- INSTRUCTION -
From the entries below, say how many lines carry the word "information", and give nothing but the number.

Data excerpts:
--- BEGIN ---
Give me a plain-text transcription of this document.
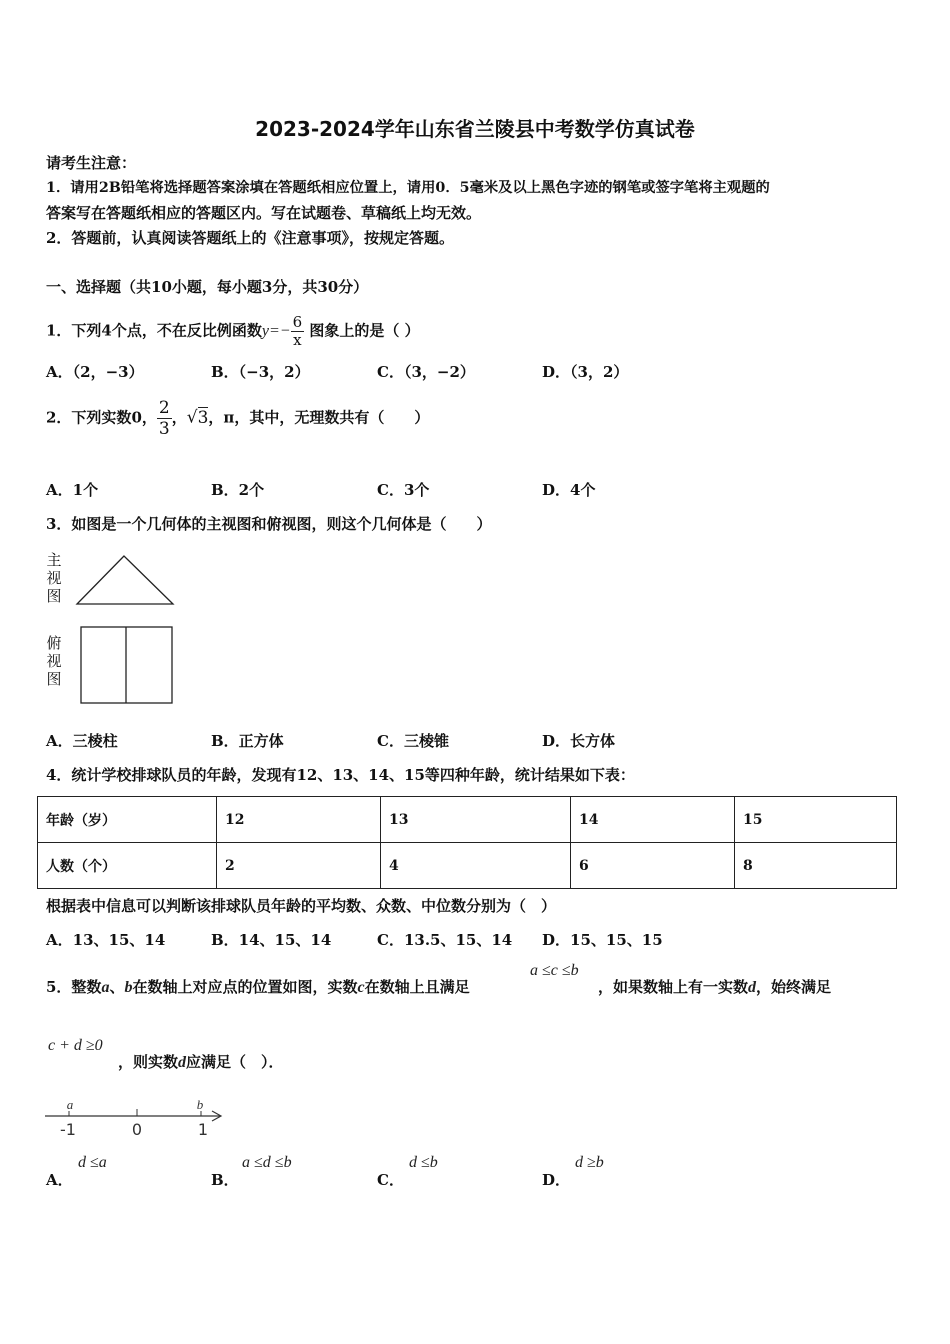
2023-2024学年山东省兰陵县中考数学仿真试卷
请考生注意：
1．请用2B铅笔将选择题答案涂填在答题纸相应位置上，请用0．5毫米及以上黑色字迹的钢笔或签字笔将主观题的
答案写在答题纸相应的答题区内。写在试题卷、草稿纸上均无效。
2．答题前，认真阅读答题纸上的《注意事项》，按规定答题。
一、选择题（共10小题，每小题3分，共30分）
1．下列4个点，不在反比例函数$y=- \frac{6}{x}$ 图象上的是（ ）
A．（2，−3）	B．（−3，2）	C．（3，−2）	D．（3，2）
2．下列实数0， $\frac{2}{3}$ ，√3，π，其中，无理数共有（　　）
A．1个	B．2个	C．3个	D．4个
3．如图是一个几何体的主视图和俯视图，则这个几何体是（　　）
主
视
图
俯
视
图
A．三棱柱	B．正方体	C．三棱锥	D．长方体
4．统计学校排球队员的年龄，发现有12、13、14、15等四种年龄，统计结果如下表：
年龄（岁）	12	13	14	15
人数（个）	2	4	6	8
根据表中信息可以判断该排球队员年龄的平均数、众数、中位数分别为（　）
A．13、15、14	B．14、15、14	C．13.5、15、14 D．15、15、15
5．整数a、b在数轴上对应点的位置如图，实数c在数轴上且满足
a ≤c ≤b
，如果数轴上有一实数d，始终满足
c + d ≥0
，则实数d应满足（　）．
a	b
-1	0	1
A．
d ≤a
B．
a ≤d ≤b
C．
d ≤b
D．
d ≥b
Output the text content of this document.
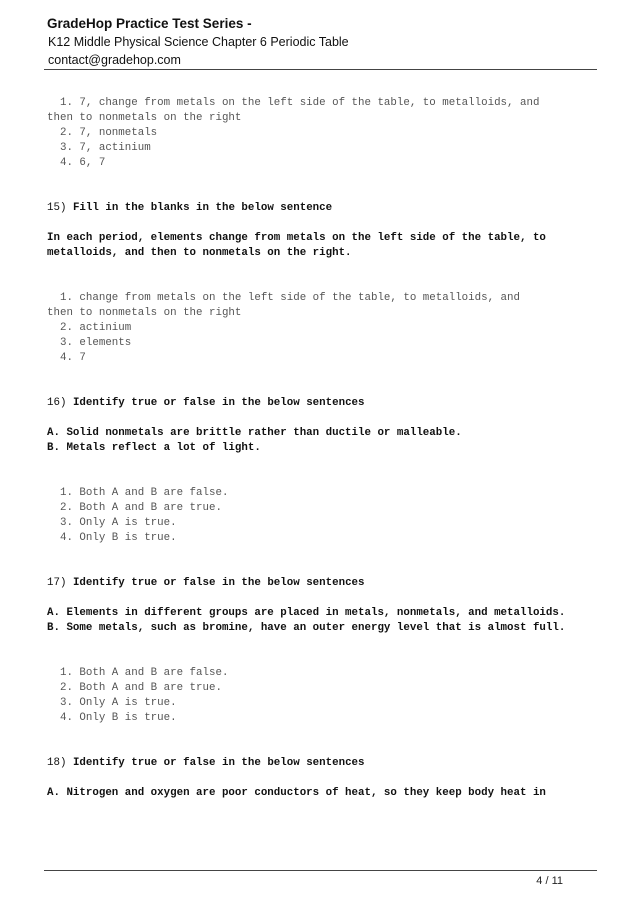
GradeHop Practice Test Series -

K12 Middle Physical Science Chapter 6 Periodic Table

contact@gradehop.com

1. 7, change from metals on the left side of the table, to metalloids, and
then to nonmetals on the right
2. 7, nonmetals
3. 7, actinium
4. 6, 7
15) Fill in the blanks in the below sentence
In each period, elements change from metals on the left side of the table, to metalloids, and then to nonmetals on the right.
1. change from metals on the left side of the table, to metalloids, and
then to nonmetals on the right
2. actinium
3. elements
4. 7
16) Identify true or false in the below sentences
A. Solid nonmetals are brittle rather than ductile or malleable.
B. Metals reflect a lot of light.
1. Both A and B are false.
2. Both A and B are true.
3. Only A is true.
4. Only B is true.
17) Identify true or false in the below sentences
A. Elements in different groups are placed in metals, nonmetals, and metalloids.
B. Some metals, such as bromine, have an outer energy level that is almost full.
1. Both A and B are false.
2. Both A and B are true.
3. Only A is true.
4. Only B is true.
18) Identify true or false in the below sentences
A. Nitrogen and oxygen are poor conductors of heat, so they keep body heat in
4 / 11
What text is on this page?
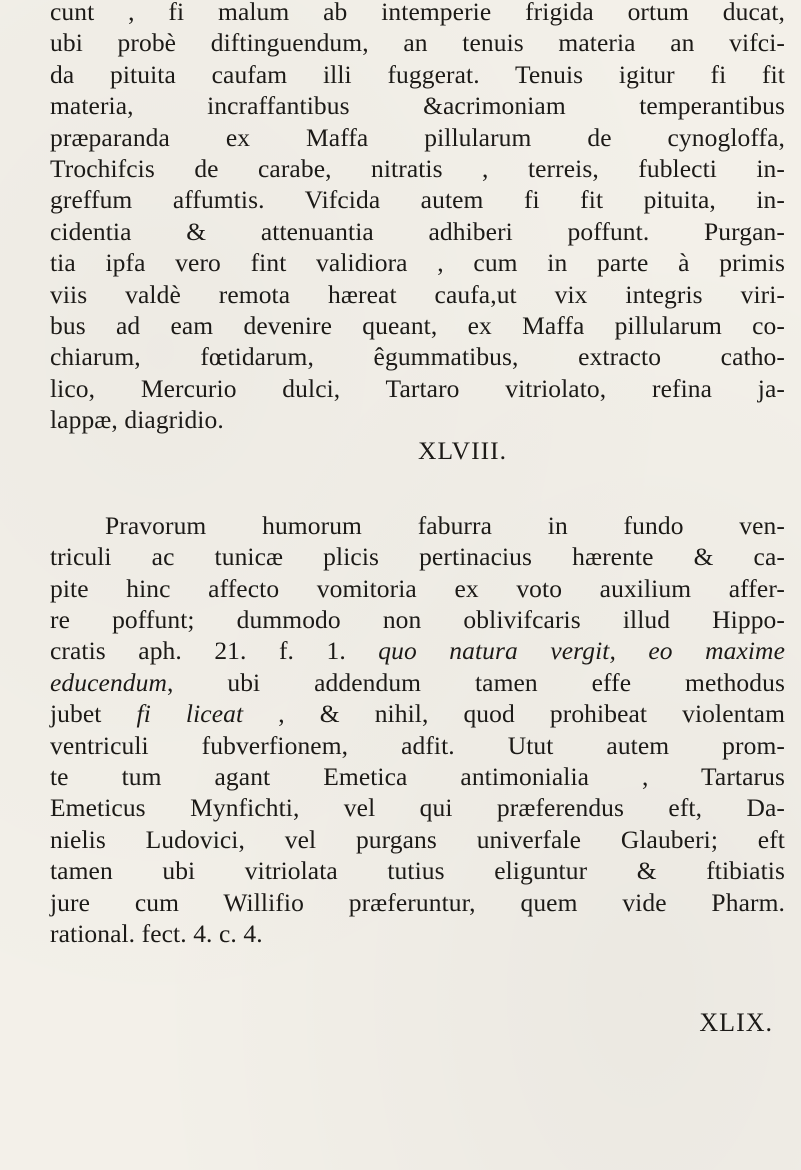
cunt , fi malum ab intemperie frigida ortum ducat,
ubi probè diftinguendum, an tenuis materia an vifci-
da pituita caufam illi fuggerat. Tenuis igitur fi fit
materia, incraffantibus &acrimoniam temperantibus
præparanda ex Maffa pillularum de cynogloffa,
Trochifcis de carabe, nitratis , terreis, fublecti in-
greffum affumtis. Vifcida autem fi fit pituita, in-
cidentia & attenuantia adhiberi poffunt. Purgan-
tia ipfa vero fint validiora , cum in parte à primis
viis valdè remota hæreat caufa,ut vix integris viri-
bus ad eam devenire queant, ex Maffa pillularum co-
chiarum, fœtidarum, êgummatibus, extracto catho-
lico, Mercurio dulci, Tartaro vitriolato, refina ja-
lappæ, diagridio.
XLVIII.
Pravorum humorum faburra in fundo ven-
triculi ac tunicæ plicis pertinacius hærente & ca-
pite hinc affecto vomitoria ex voto auxilium affer-
re poffunt; dummodo non oblivifcaris illud Hippo-
cratis aph. 21. f. 1. quo natura vergit, eo maxime
educendum, ubi addendum tamen effe methodus
jubet fi liceat , & nihil, quod prohibeat violentam
ventriculi fubverfionem, adfit. Utut autem prom-
te tum agant Emetica antimonialia , Tartarus
Emeticus Mynfichti, vel qui præferendus eft, Da-
nielis Ludovici, vel purgans univerfale Glauberi; eft
tamen ubi vitriolata tutius eliguntur & ftibiatis
jure cum Willifio præferuntur, quem vide Pharm.
rational. fect. 4. c. 4.
XLIX.
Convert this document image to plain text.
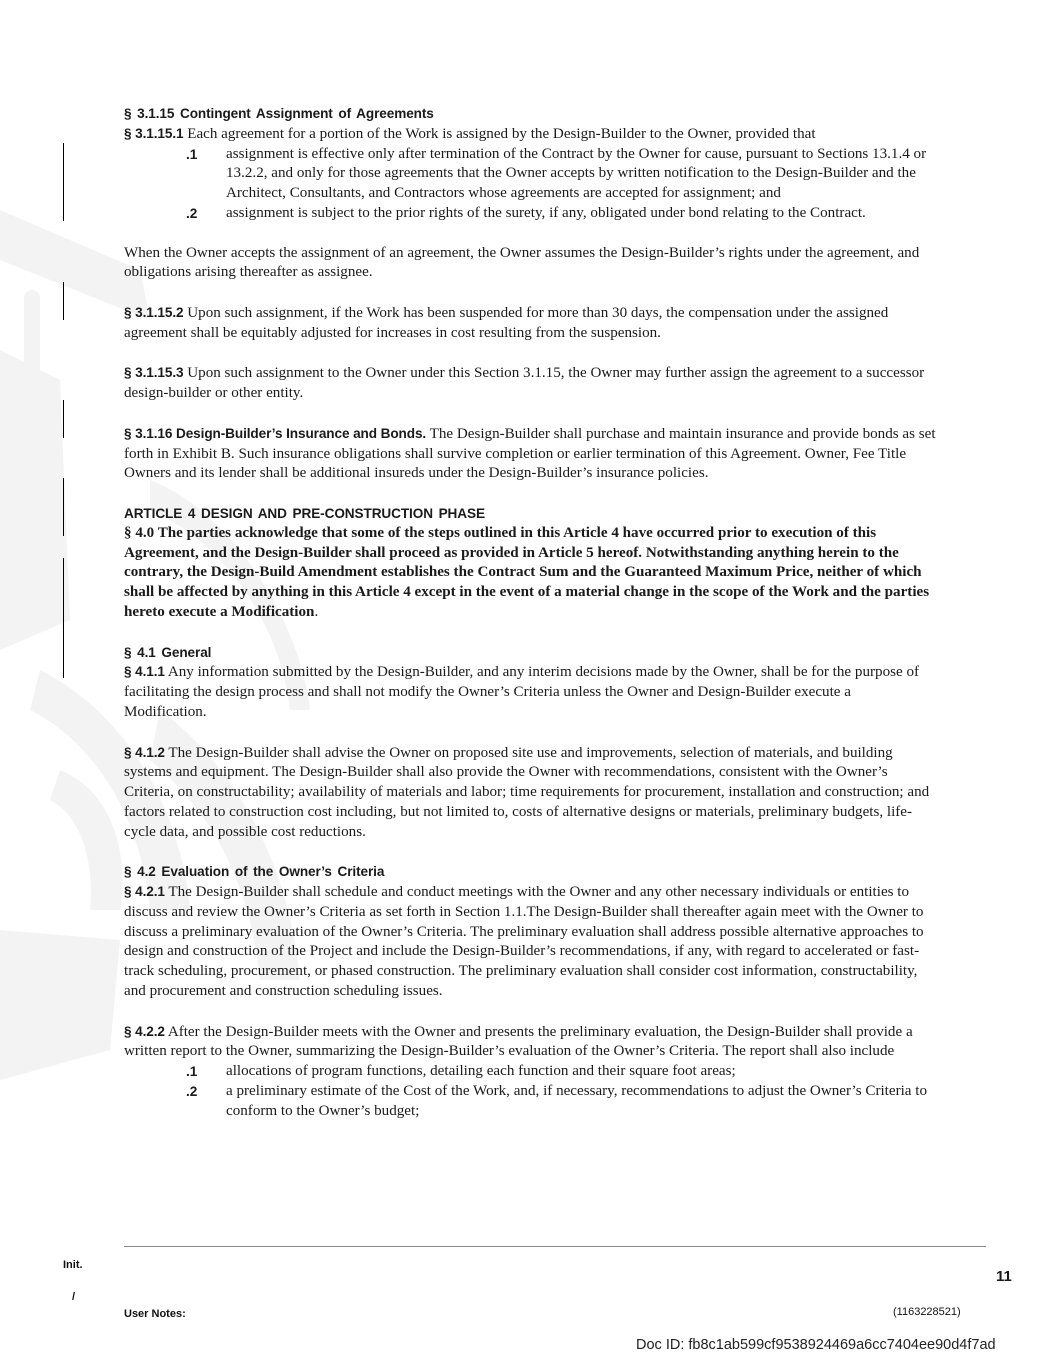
§ 3.1.15 Contingent Assignment of Agreements

§ 3.1.15.1 Each agreement for a portion of the Work is assigned by the Design-Builder to the Owner, provided that

.1 assignment is effective only after termination of the Contract by the Owner for cause, pursuant to Sections 13.1.4 or 13.2.2, and only for those agreements that the Owner accepts by written notification to the Design-Builder and the Architect, Consultants, and Contractors whose agreements are accepted for assignment; and
.2 assignment is subject to the prior rights of the surety, if any, obligated under bond relating to the Contract.

When the Owner accepts the assignment of an agreement, the Owner assumes the Design-Builder’s rights under the agreement, and obligations arising thereafter as assignee.

§ 3.1.15.2 Upon such assignment, if the Work has been suspended for more than 30 days, the compensation under the assigned agreement shall be equitably adjusted for increases in cost resulting from the suspension.

§ 3.1.15.3 Upon such assignment to the Owner under this Section 3.1.15, the Owner may further assign the agreement to a successor design-builder or other entity.

§ 3.1.16 Design-Builder’s Insurance and Bonds. The Design-Builder shall purchase and maintain insurance and provide bonds as set forth in Exhibit B. Such insurance obligations shall survive completion or earlier termination of this Agreement. Owner, Fee Title Owners and its lender shall be additional insureds under the Design-Builder’s insurance policies.

ARTICLE 4 DESIGN AND PRE-CONSTRUCTION PHASE

§ 4.0 The parties acknowledge that some of the steps outlined in this Article 4 have occurred prior to execution of this Agreement, and the Design-Builder shall proceed as provided in Article 5 hereof. Notwithstanding anything herein to the contrary, the Design-Build Amendment establishes the Contract Sum and the Guaranteed Maximum Price, neither of which shall be affected by anything in this Article 4 except in the event of a material change in the scope of the Work and the parties hereto execute a Modification.

§ 4.1 General

§ 4.1.1 Any information submitted by the Design-Builder, and any interim decisions made by the Owner, shall be for the purpose of facilitating the design process and shall not modify the Owner’s Criteria unless the Owner and Design-Builder execute a Modification.

§ 4.1.2 The Design-Builder shall advise the Owner on proposed site use and improvements, selection of materials, and building systems and equipment. The Design-Builder shall also provide the Owner with recommendations, consistent with the Owner’s Criteria, on constructability; availability of materials and labor; time requirements for procurement, installation and construction; and factors related to construction cost including, but not limited to, costs of alternative designs or materials, preliminary budgets, life-cycle data, and possible cost reductions.

§ 4.2 Evaluation of the Owner’s Criteria

§ 4.2.1 The Design-Builder shall schedule and conduct meetings with the Owner and any other necessary individuals or entities to discuss and review the Owner’s Criteria as set forth in Section 1.1.The Design-Builder shall thereafter again meet with the Owner to discuss a preliminary evaluation of the Owner’s Criteria. The preliminary evaluation shall address possible alternative approaches to design and construction of the Project and include the Design-Builder’s recommendations, if any, with regard to accelerated or fast-track scheduling, procurement, or phased construction. The preliminary evaluation shall consider cost information, constructability, and procurement and construction scheduling issues.

§ 4.2.2 After the Design-Builder meets with the Owner and presents the preliminary evaluation, the Design-Builder shall provide a written report to the Owner, summarizing the Design-Builder’s evaluation of the Owner’s Criteria. The report shall also include

.1 allocations of program functions, detailing each function and their square foot areas;
.2 a preliminary estimate of the Cost of the Work, and, if necessary, recommendations to adjust the Owner’s Criteria to conform to the Owner’s budget;
Init.
/
User Notes:	(1163228521)
11
Doc ID: fb8c1ab599cf9538924469a6cc7404ee90d4f7ad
--- END ---
- SOLUTION BELOW -
2